— start of INFORMATION SHOWN —

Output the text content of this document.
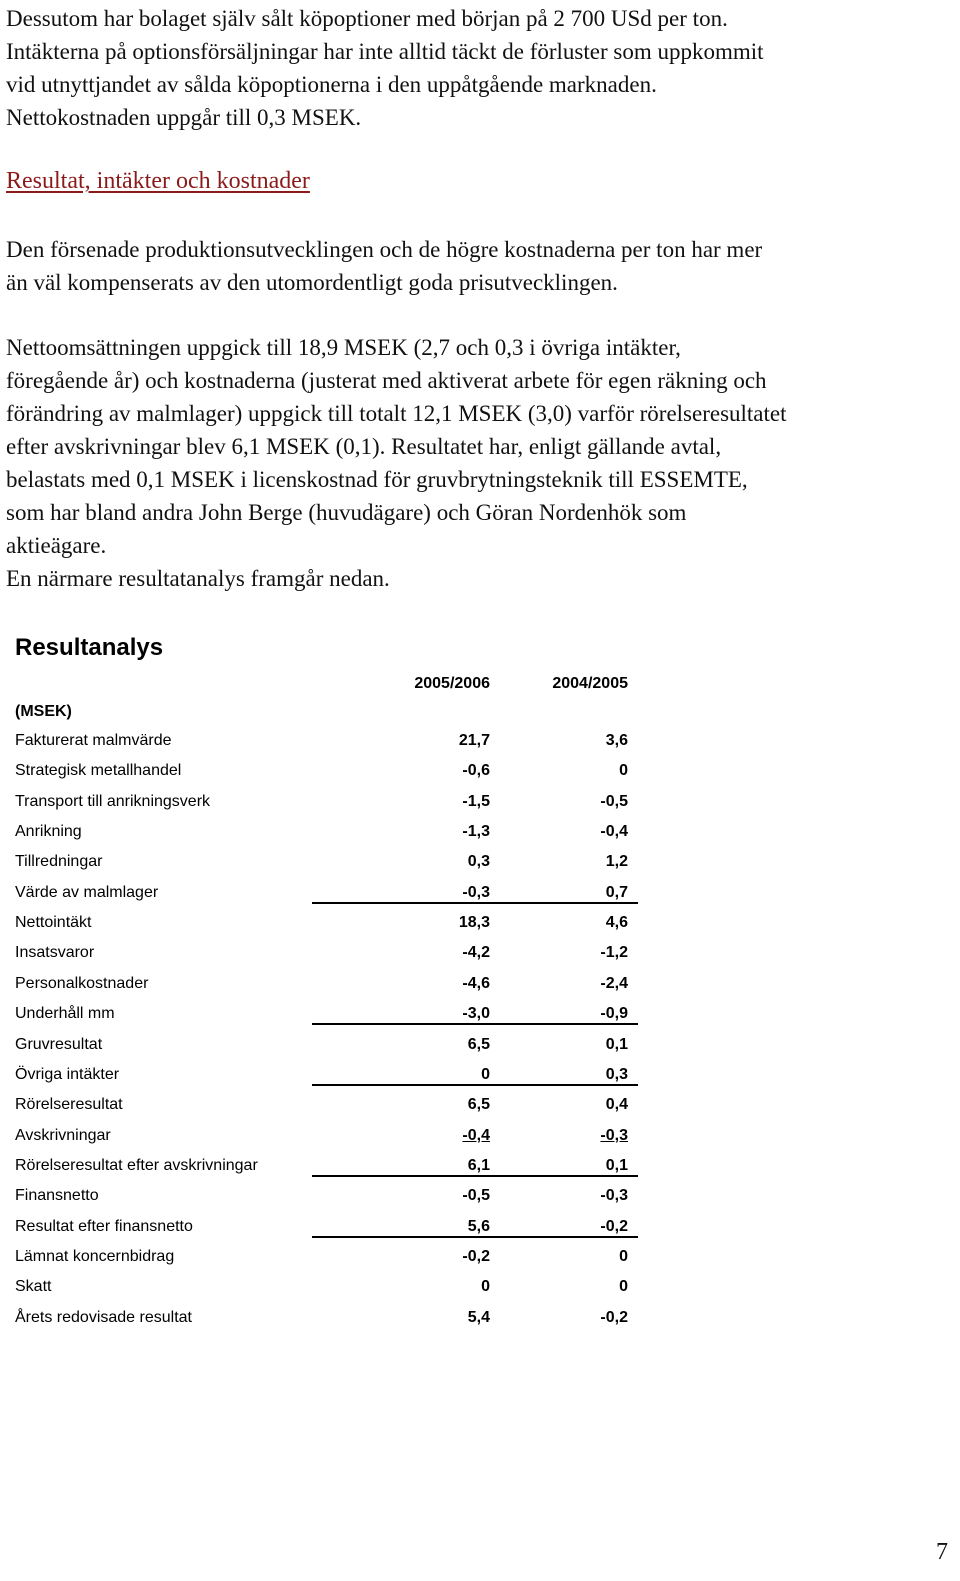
Dessutom har bolaget själv sålt köpoptioner med början på 2 700 USd per ton.
Intäkterna på optionsförsäljningar har inte alltid täckt de förluster som uppkommit
vid utnyttjandet av sålda köpoptionerna i den uppåtgående marknaden.
Nettokostnaden uppgår till 0,3 MSEK.
Resultat, intäkter och kostnader
Den försenade produktionsutvecklingen och de högre kostnaderna per ton har mer
än väl kompenserats av den utomordentligt goda prisutvecklingen.
Nettoomsättningen uppgick till 18,9 MSEK (2,7 och 0,3 i övriga intäkter,
föregående år) och kostnaderna (justerat med aktiverat arbete för egen räkning och
förändring av malmlager) uppgick till totalt 12,1 MSEK (3,0) varför rörelseresultatet
efter avskrivningar blev 6,1 MSEK (0,1). Resultatet har, enligt gällande avtal,
belastats med 0,1 MSEK i licenskostnad för gruvbrytningsteknik till ESSEMTE,
som har bland andra John Berge (huvudägare) och Göran Nordenhök som
aktieägare.
En närmare resultatanalys framgår nedan.
Resultanalys
2005/2006	2004/2005
(MSEK)
Fakturerat malmvärde	21,7	3,6
Strategisk metallhandel	-0,6	0
Transport till anrikningsverk	-1,5	-0,5
Anrikning	-1,3	-0,4
Tillredningar	0,3	1,2
Värde av malmlager	-0,3	0,7
Nettointäkt	18,3	4,6
Insatsvaror	-4,2	-1,2
Personalkostnader	-4,6	-2,4
Underhåll mm	-3,0	-0,9
Gruvresultat	6,5	0,1
Övriga intäkter	0	0,3
Rörelseresultat	6,5	0,4
Avskrivningar	-0,4	-0,3
Rörelseresultat efter avskrivningar	6,1	0,1
Finansnetto	-0,5	-0,3
Resultat efter finansnetto	5,6	-0,2
Lämnat koncernbidrag	-0,2	0
Skatt	0	0
Årets redovisade resultat	5,4	-0,2
7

— end of INFORMATION SHOWN —

> _THE PROBLEM_
Lines containing the string "malmlager" should be counted; reply with their number and nothing more.

> _TASK RESPONSE_
2